TEXT EXCERPT ::
The College Syllabi That Shaped ‘The Waste Land’

Indeed, the famous eclecticism of “The Waste Land,” which incorporates quotations from multiple languages and literatures, can be seen as a tribute to the educational philosophy that governed Harvard during Eliot’s time there…

Yet as Crawford shows in the impressively researched Young Eliot, the “melange of topics” that Eliot explored in college “mightily enriched his poetry.” Eliot’s studies with the philosopher George Santayana planted the seeds of the idea that later emerged in his criticism as the “objective correlative”—the notion that poetic images function as a formula to evoke an emotion. In the recently founded Comparative Literature department, Eliot studied with scholars who “encouraged people…to connect literary works through anthropology to supposedly primitive rituals.” This would become a major technique of “The Waste Land,” which uses the Grail legend, as interpreted by scholars like James Frazer and Jessie Weston, as a structuring myth.

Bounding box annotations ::
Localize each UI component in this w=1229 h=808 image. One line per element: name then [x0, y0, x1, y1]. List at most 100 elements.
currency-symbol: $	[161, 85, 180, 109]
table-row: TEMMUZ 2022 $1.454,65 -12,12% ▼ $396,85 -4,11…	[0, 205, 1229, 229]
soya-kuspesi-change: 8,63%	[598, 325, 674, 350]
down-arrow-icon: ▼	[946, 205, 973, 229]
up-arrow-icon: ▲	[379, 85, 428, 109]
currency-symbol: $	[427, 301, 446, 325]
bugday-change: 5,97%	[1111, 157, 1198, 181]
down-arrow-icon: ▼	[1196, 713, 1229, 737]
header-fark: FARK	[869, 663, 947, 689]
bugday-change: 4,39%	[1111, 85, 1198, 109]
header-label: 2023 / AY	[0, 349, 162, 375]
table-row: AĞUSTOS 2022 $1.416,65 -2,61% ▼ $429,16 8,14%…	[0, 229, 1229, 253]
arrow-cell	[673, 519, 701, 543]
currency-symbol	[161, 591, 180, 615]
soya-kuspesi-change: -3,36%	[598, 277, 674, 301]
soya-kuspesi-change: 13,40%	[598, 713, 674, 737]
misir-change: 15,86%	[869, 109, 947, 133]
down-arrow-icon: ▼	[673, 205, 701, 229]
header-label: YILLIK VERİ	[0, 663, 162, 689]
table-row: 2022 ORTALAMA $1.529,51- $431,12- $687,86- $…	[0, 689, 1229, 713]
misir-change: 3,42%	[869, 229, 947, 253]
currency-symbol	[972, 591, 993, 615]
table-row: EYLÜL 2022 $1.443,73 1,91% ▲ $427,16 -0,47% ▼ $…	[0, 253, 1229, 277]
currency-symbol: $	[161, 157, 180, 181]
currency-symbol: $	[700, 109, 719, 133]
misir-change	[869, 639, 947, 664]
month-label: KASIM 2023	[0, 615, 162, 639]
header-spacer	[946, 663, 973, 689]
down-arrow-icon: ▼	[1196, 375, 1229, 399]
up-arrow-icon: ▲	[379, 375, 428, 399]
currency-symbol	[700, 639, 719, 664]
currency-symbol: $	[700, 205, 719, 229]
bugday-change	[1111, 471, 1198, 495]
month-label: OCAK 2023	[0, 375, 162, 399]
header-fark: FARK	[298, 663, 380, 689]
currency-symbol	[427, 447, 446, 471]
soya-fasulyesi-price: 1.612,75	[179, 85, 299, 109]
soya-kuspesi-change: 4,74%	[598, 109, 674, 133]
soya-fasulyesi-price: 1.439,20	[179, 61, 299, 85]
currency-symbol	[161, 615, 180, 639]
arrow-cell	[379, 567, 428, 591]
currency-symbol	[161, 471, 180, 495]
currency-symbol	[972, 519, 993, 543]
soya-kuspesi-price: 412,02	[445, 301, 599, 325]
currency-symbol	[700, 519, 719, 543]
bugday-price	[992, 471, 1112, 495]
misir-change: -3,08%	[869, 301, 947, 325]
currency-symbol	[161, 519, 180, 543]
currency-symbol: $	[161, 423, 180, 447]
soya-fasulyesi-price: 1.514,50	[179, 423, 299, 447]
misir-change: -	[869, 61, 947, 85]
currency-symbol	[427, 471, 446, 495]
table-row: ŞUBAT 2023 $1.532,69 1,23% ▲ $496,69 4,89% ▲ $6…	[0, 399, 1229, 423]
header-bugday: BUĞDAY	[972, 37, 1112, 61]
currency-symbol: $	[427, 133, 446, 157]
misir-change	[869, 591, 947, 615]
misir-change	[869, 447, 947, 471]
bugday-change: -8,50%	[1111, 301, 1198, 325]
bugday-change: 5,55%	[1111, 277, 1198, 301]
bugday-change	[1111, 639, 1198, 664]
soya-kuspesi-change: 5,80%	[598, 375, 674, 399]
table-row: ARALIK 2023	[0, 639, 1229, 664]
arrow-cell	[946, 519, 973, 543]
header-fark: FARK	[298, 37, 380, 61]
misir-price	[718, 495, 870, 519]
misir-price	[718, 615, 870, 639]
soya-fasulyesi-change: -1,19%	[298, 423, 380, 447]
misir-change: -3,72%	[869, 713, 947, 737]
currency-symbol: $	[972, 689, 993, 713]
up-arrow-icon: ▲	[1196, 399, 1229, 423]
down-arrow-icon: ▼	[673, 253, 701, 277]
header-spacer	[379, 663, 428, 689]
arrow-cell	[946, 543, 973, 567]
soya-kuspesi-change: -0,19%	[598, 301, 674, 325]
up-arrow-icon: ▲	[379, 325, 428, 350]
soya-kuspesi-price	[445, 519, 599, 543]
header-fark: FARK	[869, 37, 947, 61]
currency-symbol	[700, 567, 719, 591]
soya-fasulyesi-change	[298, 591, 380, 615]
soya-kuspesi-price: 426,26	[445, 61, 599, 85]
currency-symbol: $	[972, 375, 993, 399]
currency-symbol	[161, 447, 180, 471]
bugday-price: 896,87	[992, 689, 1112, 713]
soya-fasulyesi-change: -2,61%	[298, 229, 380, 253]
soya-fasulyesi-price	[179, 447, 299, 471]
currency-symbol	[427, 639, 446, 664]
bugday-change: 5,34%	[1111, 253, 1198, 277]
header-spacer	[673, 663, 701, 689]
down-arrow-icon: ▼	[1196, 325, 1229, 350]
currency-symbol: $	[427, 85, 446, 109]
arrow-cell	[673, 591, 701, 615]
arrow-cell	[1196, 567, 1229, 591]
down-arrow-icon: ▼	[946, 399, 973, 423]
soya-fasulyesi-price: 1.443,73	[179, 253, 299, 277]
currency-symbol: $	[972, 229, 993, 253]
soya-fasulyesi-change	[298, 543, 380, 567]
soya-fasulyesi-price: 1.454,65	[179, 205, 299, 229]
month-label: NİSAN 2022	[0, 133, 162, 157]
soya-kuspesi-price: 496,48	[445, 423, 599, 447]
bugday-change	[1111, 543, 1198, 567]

SHORT EXERCISE 1 :: In the excerpt about Eliot's college studies, which legend does "The Waste Land" use as a structuring myth?
SHORT EXERCISE 2 :: Output the records as a JSON list of strings, one string per line and with blank lines omitted, starting at the very first line of the records and stopping after the line that contains "615, 162, 639]".

TASK RESPONSE 1 :: The Grail legend.

TASK RESPONSE 2 ::
[
  "Localize each UI component in this w=1229 h=808 image. One line per element: name then [x0, y0, x1, y1]. List at most 100 elements.",
  "currency-symbol: $\t[161, 85, 180, 109]",
  "table-row: TEMMUZ 2022 $1.454,65 -12,12% ▼ $396,85 -4,11…\t[0, 205, 1229, 229]",
  "soya-kuspesi-change: 8,63%\t[598, 325, 674, 350]",
  "down-arrow-icon: ▼\t[946, 205, 973, 229]",
  "up-arrow-icon: ▲\t[379, 85, 428, 109]",
  "currency-symbol: $\t[427, 301, 446, 325]",
  "bugday-change: 5,97%\t[1111, 157, 1198, 181]",
  "down-arrow-icon: ▼\t[1196, 713, 1229, 737]",
  "header-fark: FARK\t[869, 663, 947, 689]",
  "bugday-change: 4,39%\t[1111, 85, 1198, 109]",
  "header-label: 2023 / AY\t[0, 349, 162, 375]",
  "table-row: AĞUSTOS 2022 $1.416,65 -2,61% ▼ $429,16 8,14%…\t[0, 229, 1229, 253]",
  "arrow-cell\t[673, 519, 701, 543]",
  "currency-symbol\t[161, 591, 180, 615]",
  "soya-kuspesi-change: -3,36%\t[598, 277, 674, 301]",
  "soya-kuspesi-change: 13,40%\t[598, 713, 674, 737]",
  "misir-change: 15,86%\t[869, 109, 947, 133]",
  "down-arrow-icon: ▼\t[673, 205, 701, 229]",
  "header-label: YILLIK VERİ\t[0, 663, 162, 689]",
  "table-row: 2022 ORTALAMA $1.529,51- $431,12- $687,86- $…\t[0, 689, 1229, 713]",
  "misir-change: 3,42%\t[869, 229, 947, 253]",
  "currency-symbol\t[972, 591, 993, 615]",
  "table-row: EYLÜL 2022 $1.443,73 1,91% ▲ $427,16 -0,47% ▼ $…\t[0, 253, 1229, 277]",
  "currency-symbol: $\t[161, 157, 180, 181]",
  "currency-symbol: $\t[700, 109, 719, 133]",
  "misir-change\t[869, 639, 947, 664]",
  "month-label: KASIM 2023\t[0, 615, 162, 639]"
]